■ **Exercise details**:
Can the data below be set down again exactly, line for line?

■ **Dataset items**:
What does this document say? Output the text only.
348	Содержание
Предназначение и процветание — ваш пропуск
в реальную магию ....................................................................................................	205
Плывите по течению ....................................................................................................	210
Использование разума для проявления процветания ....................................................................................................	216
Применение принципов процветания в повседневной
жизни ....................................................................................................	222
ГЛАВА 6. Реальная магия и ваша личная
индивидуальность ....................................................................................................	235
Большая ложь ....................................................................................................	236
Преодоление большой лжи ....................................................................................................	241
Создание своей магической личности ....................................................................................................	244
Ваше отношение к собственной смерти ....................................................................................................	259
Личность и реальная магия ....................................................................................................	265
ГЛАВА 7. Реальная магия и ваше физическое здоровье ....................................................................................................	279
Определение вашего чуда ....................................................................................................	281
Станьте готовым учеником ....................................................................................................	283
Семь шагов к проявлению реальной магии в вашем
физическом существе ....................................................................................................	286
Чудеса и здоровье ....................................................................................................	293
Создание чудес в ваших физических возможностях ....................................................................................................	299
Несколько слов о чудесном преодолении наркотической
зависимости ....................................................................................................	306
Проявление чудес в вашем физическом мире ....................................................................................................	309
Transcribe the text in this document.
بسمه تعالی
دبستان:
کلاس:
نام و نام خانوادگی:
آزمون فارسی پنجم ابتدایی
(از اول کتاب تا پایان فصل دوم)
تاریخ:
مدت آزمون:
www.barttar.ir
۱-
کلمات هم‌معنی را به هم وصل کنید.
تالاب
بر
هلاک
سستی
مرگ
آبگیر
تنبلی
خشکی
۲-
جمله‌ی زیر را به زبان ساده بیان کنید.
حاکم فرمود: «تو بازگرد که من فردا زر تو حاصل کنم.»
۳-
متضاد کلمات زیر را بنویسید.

■ **Response to the exercise**:
What does this document say? Output the text only.
348	Содержание
Предназначение и процветание — ваш пропуск
в реальную магию ....................................................................................................	205
Плывите по течению ....................................................................................................	210
Использование разума для проявления процветания ....................................................................................................	216
Применение принципов процветания в повседневной
жизни ....................................................................................................	222
ГЛАВА 6. Реальная магия и ваша личная
индивидуальность ....................................................................................................	235
Большая ложь ....................................................................................................	236
Преодоление большой лжи ....................................................................................................	241
Создание своей магической личности ....................................................................................................	244
Ваше отношение к собственной смерти ....................................................................................................	259
Личность и реальная магия ....................................................................................................	265
ГЛАВА 7. Реальная магия и ваше физическое здоровье ....................................................................................................	279
Определение вашего чуда ....................................................................................................	281
Станьте готовым учеником ....................................................................................................	283
Семь шагов к проявлению реальной магии в вашем
физическом существе ....................................................................................................	286
Чудеса и здоровье ....................................................................................................	293
Создание чудес в ваших физических возможностях ....................................................................................................	299
Несколько слов о чудесном преодолении наркотической
зависимости ....................................................................................................	306
Проявление чудес в вашем физическом мире ....................................................................................................	309
Transcribe the text in this document.
بسمه تعالی
دبستان:
کلاس:
نام و نام خانوادگی:
آزمون فارسی پنجم ابتدایی
(از اول کتاب تا پایان فصل دوم)
تاریخ:
مدت آزمون:
www.barttar.ir
۱-
کلمات هم‌معنی را به هم وصل کنید.
تالاب
بر
هلاک
سستی
مرگ
آبگیر
تنبلی
خشکی
۲-
جمله‌ی زیر را به زبان ساده بیان کنید.
حاکم فرمود: «تو بازگرد که من فردا زر تو حاصل کنم.»
۳-
متضاد کلمات زیر را بنویسید.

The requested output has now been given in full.